Passage to read.
________________________
Smarty Spot

Friday, November 30, 2007

True Submission


I'd like everyone to look at the above picture. Some of you visual types have already looked at it, some of our newer more literary types don't even look at the pictures on this blog. But go ahead - take a look.

Okay. What you see in this picture tells me with absolute certainty whether you are an owner or an animal.

Do you see a trained pet, submissively awaiting the evening dinner routine? If so, you are an owner. Sorry.

Or do you see a true success story? If so, you have risen above the fray and are indeed an animal!

You see, humans think that they create "routines" for their "pets." The little animal waits for its food, with its cute little ears, on its little black mat, for a little while, until the owner chooses to feed it. Of course there is some truth to this: the ears are cute and the meal is little.

But what's really going on here is that the animal has successfully put its "owner" on a routine. It understands the owner's little insecurities and little values, and how to leverage these into a lifestyle of leisure and little pleasures.

You see, owners like routine: it makes them feel that they are in control. It massages their fragile egos. But once you understand how much the owner likes routine, anything becomes a routine. I got to go for a walk today? BAM! That's a routine. I got to lick the extra food out of the container tonight? BAM! That's a routine too. I didn't get kicked out of the bed when I jumped onto it at 3am? Now that's a routine too! And it only takes about 10 or 12 of these to make for a pretty cushy lifestyle.

It's frightfully easy.

In fact, just last night the new little human didn't want to go to bed. So he cried. And one of the owners carried him around, giving him an extra little awake time and a free ride around the house. And as he passed by me, he winked.

See? So simple even a child can understand!

Wednesday, November 28, 2007

Documentary Evidence

In an effort to expand the reach of Smarty Spot, I've been trying for a while now to produce a dogumentary that would appeal not only to current fans of this blog - who tend to listen to AM radio and country music - but also to the PBS crowd. You know, the type who find 20 hours of black and white photos about baseball or the Civil War, or the two combined, entertaining.

How was I to know that the master of slow moving documentaries himself, Ken Burns, was a reader of this blog! It even seems likely that his next 10-part series will be based on this blog! Well, there's certainly plenty of material. It will simply require converting the photos to black and white and carefully extracting the humor - leaving only the bare historical research remaining.

So, in honor of Mr. Burns, I've begun documenting a little "Civil War" that's been going on right now, right near the Mason-Dixon line.

I figure the documentary can start out with this chilling photo, showing a once harmonious relationship (almost a mother-daughter relationship) torn in two.


You'll notice I colorized the photo to make it more appealing to the younger generation. Plus, black and white photos always make me look black and white -- I guess that's the price you pay. But why bother? I figure the older PBS crowd can wear sunglasses and get the same effect, or listen to the documentary on cassette tape to avoid all that color.

Anyway... As the documentary moves to the question of the cause of this civil unrest, the camera can pan over this photo that shows the culprit.


She looks so innocent, doesn't she? Who would have guessed that this mother of nine could be such a warmonger... such an expansionist!!
________________________
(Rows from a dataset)
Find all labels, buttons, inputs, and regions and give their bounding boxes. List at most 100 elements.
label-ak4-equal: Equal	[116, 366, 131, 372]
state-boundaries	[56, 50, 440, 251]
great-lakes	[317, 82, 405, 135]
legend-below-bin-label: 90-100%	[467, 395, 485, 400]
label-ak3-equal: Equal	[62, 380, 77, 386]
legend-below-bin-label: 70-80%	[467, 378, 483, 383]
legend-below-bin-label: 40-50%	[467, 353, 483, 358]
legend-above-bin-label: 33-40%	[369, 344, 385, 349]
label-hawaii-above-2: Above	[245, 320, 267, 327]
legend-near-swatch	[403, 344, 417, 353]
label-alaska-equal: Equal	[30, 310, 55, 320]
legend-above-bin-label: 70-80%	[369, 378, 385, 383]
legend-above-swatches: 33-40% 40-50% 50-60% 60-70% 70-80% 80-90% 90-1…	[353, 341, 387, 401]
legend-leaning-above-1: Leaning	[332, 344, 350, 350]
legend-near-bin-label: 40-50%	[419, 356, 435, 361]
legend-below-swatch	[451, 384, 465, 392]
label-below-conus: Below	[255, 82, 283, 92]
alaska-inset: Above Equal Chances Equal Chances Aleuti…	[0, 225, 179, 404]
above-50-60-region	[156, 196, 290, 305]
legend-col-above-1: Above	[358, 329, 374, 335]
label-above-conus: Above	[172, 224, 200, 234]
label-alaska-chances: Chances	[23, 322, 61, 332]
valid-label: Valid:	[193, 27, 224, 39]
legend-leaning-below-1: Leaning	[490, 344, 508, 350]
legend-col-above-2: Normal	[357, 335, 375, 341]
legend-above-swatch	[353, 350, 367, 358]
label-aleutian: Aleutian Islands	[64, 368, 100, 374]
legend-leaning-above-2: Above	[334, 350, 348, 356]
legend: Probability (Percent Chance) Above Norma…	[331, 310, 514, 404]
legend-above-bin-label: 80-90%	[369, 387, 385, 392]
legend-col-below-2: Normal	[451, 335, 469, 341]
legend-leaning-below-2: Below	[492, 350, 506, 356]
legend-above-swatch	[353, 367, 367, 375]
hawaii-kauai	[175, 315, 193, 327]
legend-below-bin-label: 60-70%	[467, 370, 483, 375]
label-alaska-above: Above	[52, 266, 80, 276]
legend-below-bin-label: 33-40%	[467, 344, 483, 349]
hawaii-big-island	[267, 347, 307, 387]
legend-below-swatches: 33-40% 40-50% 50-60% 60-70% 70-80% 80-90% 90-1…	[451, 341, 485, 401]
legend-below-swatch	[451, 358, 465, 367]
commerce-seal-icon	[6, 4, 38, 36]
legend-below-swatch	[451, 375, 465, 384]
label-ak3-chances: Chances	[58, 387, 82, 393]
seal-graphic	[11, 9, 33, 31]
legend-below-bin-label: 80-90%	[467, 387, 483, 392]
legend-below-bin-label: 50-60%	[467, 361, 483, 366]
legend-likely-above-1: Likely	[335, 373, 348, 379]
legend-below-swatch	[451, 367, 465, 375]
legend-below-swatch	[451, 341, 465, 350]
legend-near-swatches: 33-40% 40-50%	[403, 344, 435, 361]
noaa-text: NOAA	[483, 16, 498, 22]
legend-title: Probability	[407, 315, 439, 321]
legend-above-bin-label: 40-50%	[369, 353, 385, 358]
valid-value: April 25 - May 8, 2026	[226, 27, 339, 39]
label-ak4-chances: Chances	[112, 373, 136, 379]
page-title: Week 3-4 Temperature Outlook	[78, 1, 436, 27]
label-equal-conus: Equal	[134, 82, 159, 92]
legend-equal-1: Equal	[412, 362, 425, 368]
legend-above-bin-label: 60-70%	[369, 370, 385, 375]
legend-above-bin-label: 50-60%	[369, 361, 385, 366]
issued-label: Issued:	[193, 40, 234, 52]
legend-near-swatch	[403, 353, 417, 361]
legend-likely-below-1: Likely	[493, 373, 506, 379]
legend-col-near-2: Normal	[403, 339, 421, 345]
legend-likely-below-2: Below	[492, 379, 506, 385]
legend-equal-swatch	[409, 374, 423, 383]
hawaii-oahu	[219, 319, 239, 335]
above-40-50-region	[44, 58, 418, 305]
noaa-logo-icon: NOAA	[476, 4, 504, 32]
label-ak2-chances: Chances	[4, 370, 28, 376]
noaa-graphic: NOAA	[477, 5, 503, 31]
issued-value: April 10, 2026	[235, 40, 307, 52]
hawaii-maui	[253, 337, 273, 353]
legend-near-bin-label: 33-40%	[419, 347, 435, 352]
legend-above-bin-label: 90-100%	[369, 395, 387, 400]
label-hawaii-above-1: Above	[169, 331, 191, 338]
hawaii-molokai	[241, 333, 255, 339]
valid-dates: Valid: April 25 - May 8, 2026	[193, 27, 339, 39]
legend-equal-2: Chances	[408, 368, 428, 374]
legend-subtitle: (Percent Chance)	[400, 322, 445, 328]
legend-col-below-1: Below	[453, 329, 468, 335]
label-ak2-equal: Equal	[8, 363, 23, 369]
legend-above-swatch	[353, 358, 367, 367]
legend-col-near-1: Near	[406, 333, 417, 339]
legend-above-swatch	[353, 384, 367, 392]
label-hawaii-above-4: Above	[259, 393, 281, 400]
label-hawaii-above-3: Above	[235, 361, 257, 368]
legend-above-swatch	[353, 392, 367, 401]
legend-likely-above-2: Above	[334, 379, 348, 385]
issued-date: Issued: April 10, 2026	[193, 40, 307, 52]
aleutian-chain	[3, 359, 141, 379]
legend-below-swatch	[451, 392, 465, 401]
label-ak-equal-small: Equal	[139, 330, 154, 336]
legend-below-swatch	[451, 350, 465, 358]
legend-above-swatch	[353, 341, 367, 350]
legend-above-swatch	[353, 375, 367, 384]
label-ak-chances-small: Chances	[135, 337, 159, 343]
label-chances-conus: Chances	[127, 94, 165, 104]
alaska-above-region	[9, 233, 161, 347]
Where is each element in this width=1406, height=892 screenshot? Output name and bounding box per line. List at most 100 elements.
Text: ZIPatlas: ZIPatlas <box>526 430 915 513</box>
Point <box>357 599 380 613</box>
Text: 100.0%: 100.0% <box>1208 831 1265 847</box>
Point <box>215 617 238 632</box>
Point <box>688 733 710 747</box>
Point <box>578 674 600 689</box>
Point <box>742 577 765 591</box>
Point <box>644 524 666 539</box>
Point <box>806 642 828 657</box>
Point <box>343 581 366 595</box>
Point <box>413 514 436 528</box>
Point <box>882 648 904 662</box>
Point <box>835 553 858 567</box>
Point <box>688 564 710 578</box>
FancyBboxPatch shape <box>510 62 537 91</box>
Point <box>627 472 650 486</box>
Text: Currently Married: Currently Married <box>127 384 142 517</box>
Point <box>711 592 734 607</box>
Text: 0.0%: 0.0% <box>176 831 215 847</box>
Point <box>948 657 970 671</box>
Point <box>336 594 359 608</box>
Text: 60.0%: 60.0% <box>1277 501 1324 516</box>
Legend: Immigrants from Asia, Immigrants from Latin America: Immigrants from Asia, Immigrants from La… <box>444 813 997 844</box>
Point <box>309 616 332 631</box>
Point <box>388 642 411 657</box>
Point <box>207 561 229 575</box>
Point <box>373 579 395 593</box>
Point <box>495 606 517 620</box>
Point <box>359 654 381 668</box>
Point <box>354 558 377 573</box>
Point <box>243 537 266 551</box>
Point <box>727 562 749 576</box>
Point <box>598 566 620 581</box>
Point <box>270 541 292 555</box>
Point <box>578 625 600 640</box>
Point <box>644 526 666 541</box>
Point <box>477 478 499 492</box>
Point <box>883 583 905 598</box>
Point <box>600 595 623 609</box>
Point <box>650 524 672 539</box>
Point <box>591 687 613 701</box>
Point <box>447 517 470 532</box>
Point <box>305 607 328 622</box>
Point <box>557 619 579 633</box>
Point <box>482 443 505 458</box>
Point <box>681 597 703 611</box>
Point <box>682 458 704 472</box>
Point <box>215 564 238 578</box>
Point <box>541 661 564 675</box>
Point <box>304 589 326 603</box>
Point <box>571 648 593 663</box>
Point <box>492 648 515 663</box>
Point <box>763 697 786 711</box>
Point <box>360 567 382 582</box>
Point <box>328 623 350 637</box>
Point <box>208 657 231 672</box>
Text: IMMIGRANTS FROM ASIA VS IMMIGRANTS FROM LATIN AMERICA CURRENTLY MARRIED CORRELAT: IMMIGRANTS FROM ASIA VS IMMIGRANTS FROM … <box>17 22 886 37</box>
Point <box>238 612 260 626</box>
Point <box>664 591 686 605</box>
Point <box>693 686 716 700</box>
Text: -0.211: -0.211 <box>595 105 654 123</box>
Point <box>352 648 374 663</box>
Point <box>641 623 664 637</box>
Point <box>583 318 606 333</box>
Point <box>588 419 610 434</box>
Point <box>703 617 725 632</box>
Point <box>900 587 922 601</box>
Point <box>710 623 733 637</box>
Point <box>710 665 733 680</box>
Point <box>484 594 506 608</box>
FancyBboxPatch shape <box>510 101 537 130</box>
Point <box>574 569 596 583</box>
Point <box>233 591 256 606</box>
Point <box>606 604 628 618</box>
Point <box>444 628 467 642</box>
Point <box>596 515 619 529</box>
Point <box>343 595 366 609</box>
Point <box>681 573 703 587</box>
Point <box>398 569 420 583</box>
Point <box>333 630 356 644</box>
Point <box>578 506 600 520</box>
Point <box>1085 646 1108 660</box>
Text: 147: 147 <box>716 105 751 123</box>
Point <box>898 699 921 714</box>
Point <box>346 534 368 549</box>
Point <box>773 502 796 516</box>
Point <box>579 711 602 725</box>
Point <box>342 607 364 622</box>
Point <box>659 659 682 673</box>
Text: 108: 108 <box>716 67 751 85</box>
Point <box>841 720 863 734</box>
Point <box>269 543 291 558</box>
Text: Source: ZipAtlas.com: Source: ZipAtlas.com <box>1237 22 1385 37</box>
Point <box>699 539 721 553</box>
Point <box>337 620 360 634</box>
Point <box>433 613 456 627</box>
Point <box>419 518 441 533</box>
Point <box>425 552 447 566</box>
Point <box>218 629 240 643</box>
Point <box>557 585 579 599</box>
________________________
The request. In the blog post above, transcribe everything from "Do you see a trained" down to "indeed an animal!".

Answer for the task.
Do you see a trained pet, submissively awaiting the evening dinner routine? If so, you are an owner. Sorry.

Or do you see a true success story? If so, you have risen above the fray and are indeed an animal!